>>>>>

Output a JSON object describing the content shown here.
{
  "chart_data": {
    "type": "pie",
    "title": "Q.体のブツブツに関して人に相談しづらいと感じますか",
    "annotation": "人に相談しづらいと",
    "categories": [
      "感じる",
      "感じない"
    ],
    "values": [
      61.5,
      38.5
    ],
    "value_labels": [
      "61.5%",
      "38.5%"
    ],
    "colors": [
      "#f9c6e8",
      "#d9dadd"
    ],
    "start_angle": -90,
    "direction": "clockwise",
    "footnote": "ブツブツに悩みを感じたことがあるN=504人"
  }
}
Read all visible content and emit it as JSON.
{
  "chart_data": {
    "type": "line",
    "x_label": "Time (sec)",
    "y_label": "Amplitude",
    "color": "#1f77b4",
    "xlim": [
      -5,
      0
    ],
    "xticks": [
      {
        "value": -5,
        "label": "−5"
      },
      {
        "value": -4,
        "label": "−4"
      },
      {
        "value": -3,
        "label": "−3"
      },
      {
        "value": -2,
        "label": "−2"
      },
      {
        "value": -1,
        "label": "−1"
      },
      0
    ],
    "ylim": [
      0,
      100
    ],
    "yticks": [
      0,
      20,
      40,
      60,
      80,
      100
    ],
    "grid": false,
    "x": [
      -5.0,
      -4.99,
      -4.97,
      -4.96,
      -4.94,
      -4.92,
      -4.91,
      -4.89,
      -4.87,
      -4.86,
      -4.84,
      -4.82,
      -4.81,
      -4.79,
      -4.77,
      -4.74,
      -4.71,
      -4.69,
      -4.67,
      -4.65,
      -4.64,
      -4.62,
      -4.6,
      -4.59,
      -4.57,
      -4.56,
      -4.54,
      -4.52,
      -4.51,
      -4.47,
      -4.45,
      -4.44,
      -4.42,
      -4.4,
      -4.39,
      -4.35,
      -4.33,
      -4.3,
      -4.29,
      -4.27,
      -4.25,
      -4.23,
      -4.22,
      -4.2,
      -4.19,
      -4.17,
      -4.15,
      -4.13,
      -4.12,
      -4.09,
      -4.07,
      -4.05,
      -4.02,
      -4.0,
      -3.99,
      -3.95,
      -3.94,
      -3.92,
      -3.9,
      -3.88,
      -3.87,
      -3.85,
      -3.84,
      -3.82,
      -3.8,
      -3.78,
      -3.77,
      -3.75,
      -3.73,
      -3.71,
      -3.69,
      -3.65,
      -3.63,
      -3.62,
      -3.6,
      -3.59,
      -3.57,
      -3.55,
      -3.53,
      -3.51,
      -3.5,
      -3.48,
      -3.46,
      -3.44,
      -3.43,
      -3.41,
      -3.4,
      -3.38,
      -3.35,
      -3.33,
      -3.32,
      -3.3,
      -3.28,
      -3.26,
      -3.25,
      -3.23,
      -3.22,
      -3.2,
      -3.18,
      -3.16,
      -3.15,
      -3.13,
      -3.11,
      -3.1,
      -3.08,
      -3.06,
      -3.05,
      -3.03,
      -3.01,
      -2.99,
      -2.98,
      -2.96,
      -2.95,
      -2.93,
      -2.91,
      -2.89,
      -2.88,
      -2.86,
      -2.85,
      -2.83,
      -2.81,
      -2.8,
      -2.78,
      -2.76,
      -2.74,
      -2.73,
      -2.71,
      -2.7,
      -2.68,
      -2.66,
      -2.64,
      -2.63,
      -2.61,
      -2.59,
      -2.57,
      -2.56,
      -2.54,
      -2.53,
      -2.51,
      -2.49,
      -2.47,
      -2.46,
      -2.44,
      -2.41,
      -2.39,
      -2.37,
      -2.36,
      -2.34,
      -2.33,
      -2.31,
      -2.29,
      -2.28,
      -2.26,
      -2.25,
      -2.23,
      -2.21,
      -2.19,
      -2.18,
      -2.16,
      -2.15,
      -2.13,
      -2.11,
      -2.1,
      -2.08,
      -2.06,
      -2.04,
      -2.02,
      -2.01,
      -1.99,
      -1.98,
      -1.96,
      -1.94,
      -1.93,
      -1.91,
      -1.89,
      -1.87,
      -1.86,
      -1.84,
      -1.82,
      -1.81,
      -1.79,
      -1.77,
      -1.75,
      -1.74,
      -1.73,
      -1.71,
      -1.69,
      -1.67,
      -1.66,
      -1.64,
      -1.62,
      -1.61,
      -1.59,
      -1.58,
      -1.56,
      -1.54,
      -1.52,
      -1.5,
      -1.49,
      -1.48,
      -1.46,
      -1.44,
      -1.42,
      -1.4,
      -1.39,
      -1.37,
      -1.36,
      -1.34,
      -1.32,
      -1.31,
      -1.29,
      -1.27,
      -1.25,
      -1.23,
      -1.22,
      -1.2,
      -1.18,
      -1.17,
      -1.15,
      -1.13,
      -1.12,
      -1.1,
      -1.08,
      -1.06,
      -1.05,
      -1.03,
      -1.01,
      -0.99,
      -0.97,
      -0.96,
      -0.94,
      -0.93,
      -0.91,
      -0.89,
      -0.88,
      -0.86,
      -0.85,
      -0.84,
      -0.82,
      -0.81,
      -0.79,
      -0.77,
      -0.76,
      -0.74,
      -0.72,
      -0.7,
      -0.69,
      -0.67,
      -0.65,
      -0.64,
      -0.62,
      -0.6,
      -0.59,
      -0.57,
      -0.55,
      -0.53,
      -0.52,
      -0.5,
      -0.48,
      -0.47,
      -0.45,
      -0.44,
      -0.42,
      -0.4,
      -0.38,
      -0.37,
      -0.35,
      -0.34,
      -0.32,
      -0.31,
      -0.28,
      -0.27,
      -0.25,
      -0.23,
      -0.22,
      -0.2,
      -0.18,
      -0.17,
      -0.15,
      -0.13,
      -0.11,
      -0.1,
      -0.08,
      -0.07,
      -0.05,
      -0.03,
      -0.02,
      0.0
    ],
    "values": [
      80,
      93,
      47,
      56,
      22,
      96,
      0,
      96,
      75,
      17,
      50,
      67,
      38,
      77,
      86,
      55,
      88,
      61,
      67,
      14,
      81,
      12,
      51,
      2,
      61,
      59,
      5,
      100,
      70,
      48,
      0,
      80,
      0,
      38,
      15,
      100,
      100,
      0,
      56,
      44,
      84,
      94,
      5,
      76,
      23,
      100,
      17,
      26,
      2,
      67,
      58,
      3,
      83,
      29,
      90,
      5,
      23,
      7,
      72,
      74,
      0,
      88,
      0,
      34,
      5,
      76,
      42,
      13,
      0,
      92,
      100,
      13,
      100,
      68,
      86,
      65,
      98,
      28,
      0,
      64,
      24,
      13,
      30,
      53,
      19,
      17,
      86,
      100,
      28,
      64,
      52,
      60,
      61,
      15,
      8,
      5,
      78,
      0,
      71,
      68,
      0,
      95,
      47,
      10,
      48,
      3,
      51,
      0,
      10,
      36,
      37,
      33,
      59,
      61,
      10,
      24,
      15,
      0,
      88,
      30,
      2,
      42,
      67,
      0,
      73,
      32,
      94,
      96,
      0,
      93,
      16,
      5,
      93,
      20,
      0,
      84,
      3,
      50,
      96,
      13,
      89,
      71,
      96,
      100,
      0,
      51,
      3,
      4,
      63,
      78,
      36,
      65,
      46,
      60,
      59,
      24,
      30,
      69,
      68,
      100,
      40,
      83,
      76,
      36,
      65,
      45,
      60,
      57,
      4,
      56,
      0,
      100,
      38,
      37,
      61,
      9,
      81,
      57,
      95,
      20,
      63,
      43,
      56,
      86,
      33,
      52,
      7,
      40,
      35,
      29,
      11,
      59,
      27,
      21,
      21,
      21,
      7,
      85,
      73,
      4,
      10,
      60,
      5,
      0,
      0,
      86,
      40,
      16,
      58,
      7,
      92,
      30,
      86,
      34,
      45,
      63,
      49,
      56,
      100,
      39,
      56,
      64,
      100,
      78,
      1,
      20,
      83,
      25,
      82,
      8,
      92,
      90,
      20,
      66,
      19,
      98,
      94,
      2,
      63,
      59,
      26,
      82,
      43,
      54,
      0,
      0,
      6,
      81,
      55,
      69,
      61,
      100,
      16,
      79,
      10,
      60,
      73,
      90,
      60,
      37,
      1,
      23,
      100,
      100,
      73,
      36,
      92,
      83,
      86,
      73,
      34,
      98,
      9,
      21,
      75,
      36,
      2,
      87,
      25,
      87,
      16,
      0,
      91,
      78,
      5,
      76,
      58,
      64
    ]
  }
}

<<<<<

Say how many lines of the data hold the string "content". Reply with the number alone.

RESULT FOR THIS TASK - 2